— start of GIVEN ENTRIES —
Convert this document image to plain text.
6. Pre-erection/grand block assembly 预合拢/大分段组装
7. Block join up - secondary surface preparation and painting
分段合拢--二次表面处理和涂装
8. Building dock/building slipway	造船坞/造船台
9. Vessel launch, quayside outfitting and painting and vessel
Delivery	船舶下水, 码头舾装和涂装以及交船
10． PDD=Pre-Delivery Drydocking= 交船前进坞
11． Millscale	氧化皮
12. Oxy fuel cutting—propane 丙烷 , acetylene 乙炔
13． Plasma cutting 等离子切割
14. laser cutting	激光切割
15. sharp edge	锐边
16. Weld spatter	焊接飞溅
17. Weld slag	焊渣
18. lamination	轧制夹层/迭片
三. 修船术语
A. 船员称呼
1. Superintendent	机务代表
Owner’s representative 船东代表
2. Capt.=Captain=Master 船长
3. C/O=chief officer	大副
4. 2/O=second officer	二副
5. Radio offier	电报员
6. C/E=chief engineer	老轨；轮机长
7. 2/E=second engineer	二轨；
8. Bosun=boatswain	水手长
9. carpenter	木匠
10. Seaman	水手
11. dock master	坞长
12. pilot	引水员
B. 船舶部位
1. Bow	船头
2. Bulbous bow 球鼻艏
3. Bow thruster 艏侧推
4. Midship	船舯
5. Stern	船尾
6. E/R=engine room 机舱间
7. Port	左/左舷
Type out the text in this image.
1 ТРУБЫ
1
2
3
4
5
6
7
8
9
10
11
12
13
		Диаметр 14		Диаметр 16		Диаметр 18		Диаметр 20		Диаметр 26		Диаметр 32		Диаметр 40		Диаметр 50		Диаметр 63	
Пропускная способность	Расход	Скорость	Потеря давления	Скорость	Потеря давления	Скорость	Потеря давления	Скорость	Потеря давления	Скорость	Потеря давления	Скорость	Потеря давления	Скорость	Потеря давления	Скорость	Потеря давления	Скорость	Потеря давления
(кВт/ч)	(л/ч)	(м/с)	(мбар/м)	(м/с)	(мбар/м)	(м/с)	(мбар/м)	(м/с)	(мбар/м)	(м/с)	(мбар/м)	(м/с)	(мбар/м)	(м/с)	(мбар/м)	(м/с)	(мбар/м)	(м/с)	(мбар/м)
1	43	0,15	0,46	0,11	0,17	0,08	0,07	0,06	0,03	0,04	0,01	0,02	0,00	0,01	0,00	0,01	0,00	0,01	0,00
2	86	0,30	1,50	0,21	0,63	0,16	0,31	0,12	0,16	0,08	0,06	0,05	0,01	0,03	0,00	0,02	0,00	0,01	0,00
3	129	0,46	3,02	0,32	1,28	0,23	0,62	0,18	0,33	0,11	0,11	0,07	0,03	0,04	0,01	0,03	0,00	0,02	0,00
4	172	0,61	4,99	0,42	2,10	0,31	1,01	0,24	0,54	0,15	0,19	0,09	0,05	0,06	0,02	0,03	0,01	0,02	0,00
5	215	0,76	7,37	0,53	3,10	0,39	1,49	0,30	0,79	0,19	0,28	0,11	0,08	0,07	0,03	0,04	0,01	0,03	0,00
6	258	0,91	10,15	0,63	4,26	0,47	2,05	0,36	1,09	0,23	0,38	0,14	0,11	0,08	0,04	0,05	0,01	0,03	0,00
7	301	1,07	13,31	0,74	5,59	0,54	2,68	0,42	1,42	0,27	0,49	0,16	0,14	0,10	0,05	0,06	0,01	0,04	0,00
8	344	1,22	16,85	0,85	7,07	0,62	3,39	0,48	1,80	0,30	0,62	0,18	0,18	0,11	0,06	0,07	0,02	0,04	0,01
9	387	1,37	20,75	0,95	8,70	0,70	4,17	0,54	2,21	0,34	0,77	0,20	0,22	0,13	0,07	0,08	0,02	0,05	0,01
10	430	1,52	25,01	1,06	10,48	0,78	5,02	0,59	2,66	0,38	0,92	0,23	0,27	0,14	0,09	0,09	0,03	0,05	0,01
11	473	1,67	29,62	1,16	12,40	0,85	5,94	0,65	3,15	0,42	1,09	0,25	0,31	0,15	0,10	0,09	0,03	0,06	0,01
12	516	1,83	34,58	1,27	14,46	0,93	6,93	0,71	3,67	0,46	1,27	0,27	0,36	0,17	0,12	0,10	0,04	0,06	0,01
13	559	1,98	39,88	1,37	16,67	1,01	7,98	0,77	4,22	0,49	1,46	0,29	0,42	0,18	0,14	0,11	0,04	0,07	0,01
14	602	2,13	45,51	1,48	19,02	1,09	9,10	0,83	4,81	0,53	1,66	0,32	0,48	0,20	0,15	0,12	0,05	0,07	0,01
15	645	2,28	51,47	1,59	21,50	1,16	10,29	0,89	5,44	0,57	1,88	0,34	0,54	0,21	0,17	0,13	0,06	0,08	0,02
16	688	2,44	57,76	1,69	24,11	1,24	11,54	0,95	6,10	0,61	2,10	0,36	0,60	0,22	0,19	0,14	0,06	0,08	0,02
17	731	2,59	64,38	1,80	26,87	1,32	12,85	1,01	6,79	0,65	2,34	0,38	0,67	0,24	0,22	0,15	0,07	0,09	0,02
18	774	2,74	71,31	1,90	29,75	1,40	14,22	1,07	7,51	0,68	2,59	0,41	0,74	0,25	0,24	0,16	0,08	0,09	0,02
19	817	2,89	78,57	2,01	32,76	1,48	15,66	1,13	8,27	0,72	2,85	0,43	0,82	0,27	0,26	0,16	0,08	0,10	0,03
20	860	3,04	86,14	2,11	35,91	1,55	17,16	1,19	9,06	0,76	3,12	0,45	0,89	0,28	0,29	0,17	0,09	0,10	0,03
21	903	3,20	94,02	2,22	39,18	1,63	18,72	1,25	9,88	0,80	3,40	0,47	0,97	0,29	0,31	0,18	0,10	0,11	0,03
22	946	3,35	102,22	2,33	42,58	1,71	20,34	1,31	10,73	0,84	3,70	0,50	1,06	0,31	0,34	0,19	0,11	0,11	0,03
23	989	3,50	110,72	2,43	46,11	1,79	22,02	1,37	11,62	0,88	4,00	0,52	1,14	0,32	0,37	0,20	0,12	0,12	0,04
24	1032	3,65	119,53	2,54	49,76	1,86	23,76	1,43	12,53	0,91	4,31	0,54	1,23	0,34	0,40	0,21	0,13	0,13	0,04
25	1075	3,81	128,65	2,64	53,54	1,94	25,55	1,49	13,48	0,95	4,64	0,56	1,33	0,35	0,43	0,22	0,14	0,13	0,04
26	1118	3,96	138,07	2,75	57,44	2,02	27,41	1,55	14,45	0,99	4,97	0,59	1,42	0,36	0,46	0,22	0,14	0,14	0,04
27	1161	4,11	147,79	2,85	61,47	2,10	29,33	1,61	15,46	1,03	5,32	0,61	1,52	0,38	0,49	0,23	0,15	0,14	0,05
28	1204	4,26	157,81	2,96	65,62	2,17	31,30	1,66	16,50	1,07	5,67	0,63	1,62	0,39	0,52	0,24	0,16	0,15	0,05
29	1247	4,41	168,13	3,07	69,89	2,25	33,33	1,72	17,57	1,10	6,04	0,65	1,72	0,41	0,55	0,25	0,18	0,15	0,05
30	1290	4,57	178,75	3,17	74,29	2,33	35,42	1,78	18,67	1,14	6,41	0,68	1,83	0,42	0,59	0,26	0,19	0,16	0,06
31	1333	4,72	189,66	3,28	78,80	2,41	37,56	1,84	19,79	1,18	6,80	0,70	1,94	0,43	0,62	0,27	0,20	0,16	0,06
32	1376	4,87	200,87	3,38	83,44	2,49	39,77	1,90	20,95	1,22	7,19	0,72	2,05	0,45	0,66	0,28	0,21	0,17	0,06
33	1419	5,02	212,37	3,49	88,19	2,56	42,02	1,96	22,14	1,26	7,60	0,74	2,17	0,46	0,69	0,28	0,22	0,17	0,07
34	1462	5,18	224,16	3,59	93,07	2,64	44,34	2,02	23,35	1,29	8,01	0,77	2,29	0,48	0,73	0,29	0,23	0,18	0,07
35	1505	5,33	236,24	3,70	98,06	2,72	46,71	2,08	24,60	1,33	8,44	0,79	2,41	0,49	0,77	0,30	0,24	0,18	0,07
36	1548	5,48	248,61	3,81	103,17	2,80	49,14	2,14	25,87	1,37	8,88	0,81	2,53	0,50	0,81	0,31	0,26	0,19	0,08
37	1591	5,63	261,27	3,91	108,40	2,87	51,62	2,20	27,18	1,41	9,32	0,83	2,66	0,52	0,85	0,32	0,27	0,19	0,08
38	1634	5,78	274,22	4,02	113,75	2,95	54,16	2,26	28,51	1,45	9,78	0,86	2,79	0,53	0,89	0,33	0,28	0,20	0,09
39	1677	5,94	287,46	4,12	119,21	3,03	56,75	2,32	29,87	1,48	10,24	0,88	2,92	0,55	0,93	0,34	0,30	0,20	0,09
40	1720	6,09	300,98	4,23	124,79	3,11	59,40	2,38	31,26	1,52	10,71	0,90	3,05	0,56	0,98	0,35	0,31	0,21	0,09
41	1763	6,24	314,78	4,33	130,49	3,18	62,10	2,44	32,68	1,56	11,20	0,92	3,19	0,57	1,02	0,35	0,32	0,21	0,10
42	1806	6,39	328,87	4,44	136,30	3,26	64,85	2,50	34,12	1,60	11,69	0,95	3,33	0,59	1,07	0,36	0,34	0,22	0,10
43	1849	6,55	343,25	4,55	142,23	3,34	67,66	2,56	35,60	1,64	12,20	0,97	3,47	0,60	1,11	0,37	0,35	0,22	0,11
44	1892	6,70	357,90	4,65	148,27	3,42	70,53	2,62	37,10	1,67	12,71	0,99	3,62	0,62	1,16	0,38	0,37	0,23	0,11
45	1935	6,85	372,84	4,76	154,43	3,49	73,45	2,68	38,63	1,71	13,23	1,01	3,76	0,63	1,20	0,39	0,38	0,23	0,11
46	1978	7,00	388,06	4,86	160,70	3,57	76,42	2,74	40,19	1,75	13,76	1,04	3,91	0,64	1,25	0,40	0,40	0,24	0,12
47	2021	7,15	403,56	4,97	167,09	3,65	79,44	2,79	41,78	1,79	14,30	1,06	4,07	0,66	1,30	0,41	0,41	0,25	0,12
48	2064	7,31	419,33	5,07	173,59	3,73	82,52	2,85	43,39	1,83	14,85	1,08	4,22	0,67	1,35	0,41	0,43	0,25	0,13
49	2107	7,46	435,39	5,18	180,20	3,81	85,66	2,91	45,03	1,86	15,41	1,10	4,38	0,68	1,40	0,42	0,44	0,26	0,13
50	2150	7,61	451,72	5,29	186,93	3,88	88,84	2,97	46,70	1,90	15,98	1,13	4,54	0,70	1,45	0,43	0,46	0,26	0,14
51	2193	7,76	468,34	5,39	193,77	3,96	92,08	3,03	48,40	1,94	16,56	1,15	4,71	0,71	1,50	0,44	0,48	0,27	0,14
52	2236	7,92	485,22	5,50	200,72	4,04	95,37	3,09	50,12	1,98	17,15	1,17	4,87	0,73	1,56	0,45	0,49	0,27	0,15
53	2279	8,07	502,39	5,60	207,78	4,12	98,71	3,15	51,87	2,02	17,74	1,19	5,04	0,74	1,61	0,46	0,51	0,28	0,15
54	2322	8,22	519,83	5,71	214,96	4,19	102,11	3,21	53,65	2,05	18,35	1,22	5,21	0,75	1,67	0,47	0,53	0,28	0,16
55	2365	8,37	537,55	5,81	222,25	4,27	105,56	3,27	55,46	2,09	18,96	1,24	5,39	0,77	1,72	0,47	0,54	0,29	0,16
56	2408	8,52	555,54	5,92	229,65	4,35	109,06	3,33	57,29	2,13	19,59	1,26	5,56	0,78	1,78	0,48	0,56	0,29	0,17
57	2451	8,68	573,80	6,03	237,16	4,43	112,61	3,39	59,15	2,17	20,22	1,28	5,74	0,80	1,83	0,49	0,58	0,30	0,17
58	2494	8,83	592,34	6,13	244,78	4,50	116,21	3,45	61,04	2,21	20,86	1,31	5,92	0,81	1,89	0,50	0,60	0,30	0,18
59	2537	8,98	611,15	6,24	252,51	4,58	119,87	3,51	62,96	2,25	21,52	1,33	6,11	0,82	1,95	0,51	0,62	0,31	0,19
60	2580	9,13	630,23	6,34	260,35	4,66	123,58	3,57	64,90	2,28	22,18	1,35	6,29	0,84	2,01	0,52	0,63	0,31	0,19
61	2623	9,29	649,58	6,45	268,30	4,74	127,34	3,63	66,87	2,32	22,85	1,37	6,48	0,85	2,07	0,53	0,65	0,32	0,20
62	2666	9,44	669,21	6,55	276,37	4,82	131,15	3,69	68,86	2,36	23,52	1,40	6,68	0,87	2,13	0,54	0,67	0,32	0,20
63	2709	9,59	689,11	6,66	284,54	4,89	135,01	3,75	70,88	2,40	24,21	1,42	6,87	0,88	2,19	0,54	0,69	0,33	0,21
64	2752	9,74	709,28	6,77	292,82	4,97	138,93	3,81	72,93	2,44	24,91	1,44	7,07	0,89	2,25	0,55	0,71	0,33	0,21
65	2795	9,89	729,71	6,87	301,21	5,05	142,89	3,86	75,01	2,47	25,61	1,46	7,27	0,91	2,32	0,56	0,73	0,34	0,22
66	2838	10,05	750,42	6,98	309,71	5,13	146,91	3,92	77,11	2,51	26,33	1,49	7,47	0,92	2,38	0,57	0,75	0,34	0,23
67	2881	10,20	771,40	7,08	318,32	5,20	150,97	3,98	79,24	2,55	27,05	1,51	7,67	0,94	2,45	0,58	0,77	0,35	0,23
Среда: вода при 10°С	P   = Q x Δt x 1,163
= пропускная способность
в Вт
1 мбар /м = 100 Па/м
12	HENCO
— end of GIVEN ENTRIES —
__GIVEN REQUEST__:
Copy out each line that contains the word "painting".

__EXERCISE RESULT__:
7. Block join up - secondary surface preparation and painting
9. Vessel launch, quayside outfitting and painting and vessel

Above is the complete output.